>> START TASK INPUT
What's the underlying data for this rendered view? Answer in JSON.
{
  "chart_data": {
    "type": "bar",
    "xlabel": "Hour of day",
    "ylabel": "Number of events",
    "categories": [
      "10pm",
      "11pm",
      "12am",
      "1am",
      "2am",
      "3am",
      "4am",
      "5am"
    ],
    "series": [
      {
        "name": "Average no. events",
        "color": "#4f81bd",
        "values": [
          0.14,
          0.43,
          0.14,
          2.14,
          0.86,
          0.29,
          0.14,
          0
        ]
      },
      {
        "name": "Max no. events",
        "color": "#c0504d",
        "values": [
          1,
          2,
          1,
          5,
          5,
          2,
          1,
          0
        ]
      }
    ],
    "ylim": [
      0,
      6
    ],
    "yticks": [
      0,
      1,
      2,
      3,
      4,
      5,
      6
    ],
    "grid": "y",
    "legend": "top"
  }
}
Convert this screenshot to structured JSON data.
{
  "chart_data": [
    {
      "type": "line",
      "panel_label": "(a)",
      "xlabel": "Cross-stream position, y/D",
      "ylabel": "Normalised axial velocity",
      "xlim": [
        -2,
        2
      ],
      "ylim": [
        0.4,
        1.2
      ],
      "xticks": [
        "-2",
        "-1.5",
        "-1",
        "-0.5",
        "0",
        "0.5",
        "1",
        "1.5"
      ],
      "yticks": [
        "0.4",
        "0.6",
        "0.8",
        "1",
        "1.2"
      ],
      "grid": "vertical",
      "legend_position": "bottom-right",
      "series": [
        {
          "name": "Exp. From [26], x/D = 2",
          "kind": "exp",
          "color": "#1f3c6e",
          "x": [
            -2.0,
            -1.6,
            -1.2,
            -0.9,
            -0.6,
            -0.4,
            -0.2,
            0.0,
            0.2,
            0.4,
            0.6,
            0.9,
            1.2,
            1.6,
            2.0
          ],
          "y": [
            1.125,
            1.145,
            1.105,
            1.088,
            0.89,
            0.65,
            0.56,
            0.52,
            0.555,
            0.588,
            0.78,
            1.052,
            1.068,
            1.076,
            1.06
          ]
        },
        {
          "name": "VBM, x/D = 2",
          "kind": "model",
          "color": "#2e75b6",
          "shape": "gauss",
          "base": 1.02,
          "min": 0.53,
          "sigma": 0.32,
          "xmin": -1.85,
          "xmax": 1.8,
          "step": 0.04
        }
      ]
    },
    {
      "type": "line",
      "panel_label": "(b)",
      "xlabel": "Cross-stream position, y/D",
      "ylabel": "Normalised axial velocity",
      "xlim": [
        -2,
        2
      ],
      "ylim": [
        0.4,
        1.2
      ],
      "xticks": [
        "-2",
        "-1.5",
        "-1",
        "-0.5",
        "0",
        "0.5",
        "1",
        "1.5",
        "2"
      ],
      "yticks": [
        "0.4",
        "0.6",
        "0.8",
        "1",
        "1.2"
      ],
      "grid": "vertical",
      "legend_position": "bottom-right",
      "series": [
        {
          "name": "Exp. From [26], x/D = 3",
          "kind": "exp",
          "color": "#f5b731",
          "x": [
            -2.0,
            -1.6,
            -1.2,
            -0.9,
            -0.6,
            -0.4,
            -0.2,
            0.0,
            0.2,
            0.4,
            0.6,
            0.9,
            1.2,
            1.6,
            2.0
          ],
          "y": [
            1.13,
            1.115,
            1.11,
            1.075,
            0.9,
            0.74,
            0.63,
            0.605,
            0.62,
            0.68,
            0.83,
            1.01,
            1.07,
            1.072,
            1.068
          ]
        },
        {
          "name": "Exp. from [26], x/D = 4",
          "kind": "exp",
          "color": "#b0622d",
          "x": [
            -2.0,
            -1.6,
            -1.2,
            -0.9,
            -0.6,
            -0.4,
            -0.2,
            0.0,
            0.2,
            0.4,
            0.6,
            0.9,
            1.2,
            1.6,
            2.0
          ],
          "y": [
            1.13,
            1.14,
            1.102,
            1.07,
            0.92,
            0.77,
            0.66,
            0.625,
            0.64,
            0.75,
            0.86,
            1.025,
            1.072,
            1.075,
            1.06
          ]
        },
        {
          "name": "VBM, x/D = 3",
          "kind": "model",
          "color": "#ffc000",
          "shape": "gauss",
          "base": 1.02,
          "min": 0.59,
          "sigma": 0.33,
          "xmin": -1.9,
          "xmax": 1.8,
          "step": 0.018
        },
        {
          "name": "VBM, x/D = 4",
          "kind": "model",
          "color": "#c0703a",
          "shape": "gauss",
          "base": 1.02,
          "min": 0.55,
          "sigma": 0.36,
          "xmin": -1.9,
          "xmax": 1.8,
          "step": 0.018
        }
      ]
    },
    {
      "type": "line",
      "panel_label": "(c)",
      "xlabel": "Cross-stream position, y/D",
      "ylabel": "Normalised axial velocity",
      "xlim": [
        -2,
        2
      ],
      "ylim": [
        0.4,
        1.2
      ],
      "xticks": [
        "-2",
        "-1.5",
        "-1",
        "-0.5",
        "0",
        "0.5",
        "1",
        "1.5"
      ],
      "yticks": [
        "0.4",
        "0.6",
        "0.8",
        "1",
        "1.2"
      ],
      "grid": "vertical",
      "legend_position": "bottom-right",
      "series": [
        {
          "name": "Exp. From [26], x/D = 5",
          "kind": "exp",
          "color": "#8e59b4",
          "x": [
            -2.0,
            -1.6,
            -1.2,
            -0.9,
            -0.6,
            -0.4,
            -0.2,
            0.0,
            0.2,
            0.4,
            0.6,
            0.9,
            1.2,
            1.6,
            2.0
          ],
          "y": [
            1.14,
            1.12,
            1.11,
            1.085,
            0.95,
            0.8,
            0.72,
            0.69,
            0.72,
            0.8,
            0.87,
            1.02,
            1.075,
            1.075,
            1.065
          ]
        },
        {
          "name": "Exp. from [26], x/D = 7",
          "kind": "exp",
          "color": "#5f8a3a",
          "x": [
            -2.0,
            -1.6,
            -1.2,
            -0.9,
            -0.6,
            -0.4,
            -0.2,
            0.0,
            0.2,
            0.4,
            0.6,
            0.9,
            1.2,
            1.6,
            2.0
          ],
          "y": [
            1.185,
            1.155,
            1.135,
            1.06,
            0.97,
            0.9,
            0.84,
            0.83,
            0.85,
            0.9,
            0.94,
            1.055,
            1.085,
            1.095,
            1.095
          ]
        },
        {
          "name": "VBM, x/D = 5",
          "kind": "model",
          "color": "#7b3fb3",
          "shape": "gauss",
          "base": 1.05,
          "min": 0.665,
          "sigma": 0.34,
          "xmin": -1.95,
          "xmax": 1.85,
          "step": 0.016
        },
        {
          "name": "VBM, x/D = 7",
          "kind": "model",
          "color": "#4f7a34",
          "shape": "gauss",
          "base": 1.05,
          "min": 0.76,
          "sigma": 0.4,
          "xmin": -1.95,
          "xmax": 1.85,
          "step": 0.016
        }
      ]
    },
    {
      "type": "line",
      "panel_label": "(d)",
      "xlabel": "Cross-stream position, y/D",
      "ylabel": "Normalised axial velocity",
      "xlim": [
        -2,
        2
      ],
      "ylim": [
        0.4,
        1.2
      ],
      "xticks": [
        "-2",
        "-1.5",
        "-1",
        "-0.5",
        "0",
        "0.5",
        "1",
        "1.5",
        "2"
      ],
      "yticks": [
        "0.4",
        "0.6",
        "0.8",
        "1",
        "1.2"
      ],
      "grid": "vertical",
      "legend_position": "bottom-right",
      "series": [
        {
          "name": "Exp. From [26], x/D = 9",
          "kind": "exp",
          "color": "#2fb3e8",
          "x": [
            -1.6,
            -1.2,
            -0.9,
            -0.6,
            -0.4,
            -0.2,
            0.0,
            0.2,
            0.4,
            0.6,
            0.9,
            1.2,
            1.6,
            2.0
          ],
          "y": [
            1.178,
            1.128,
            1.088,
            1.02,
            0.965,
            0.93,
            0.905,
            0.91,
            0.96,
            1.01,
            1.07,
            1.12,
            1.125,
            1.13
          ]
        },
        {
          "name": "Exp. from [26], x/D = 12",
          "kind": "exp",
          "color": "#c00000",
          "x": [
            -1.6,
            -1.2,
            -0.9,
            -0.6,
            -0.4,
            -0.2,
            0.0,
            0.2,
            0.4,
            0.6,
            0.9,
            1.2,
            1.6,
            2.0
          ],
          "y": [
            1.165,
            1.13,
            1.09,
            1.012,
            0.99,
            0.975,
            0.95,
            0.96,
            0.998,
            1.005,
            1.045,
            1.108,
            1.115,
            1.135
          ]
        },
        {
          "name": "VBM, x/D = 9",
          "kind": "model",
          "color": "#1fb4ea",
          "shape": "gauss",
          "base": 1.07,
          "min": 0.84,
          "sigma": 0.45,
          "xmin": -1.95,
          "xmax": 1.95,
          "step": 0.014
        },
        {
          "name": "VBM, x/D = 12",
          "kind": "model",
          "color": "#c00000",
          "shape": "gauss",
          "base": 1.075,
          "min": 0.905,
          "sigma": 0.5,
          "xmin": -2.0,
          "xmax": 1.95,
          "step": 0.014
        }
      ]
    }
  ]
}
>> END TASK INPUT
### [TASK PROMPT]
Sift the material for lines with the string "JSON". Copy each one found.

### [COMPLETED TASK]
What's the underlying data for this rendered view? Answer in JSON.
Convert this screenshot to structured JSON data.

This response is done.